PROBLEM. Print out the material that follows word for word.

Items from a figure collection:
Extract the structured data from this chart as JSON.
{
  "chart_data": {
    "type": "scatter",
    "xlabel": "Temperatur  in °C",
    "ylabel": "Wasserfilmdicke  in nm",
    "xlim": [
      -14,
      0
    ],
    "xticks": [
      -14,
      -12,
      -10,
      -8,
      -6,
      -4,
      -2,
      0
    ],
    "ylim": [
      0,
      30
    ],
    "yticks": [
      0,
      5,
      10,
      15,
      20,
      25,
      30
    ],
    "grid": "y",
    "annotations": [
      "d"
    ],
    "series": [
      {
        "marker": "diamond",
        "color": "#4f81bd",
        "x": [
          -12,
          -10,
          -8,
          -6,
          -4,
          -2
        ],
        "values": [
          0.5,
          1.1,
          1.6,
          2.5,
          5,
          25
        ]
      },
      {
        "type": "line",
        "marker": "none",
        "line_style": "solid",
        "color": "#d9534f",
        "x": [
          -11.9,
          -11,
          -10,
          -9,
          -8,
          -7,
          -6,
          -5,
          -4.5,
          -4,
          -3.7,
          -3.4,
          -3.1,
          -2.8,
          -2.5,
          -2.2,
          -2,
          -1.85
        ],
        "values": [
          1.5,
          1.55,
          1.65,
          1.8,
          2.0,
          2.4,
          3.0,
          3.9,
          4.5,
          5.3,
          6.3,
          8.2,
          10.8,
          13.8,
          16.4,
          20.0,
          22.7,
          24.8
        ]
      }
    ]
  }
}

ANSWER.
Extract the structured data from this chart as JSON.
{
  "chart_data": {
    "type": "scatter",
    "xlabel": "Temperatur  in °C",
    "ylabel": "Wasserfilmdicke  in nm",
    "xlim": [
      -14,
      0
    ],
    "xticks": [
      -14,
      -12,
      -10,
      -8,
      -6,
      -4,
      -2,
      0
    ],
    "ylim": [
      0,
      30
    ],
    "yticks": [
      0,
      5,
      10,
      15,
      20,
      25,
      30
    ],
    "grid": "y",
    "annotations": [
      "d"
    ],
    "series": [
      {
        "marker": "diamond",
        "color": "#4f81bd",
        "x": [
          -12,
          -10,
          -8,
          -6,
          -4,
          -2
        ],
        "values": [
          0.5,
          1.1,
          1.6,
          2.5,
          5,
          25
        ]
      },
      {
        "type": "line",
        "marker": "none",
        "line_style": "solid",
        "color": "#d9534f",
        "x": [
          -11.9,
          -11,
          -10,
          -9,
          -8,
          -7,
          -6,
          -5,
          -4.5,
          -4,
          -3.7,
          -3.4,
          -3.1,
          -2.8,
          -2.5,
          -2.2,
          -2,
          -1.85
        ],
        "values": [
          1.5,
          1.55,
          1.65,
          1.8,
          2.0,
          2.4,
          3.0,
          3.9,
          4.5,
          5.3,
          6.3,
          8.2,
          10.8,
          13.8,
          16.4,
          20.0,
          22.7,
          24.8
        ]
      }
    ]
  }
}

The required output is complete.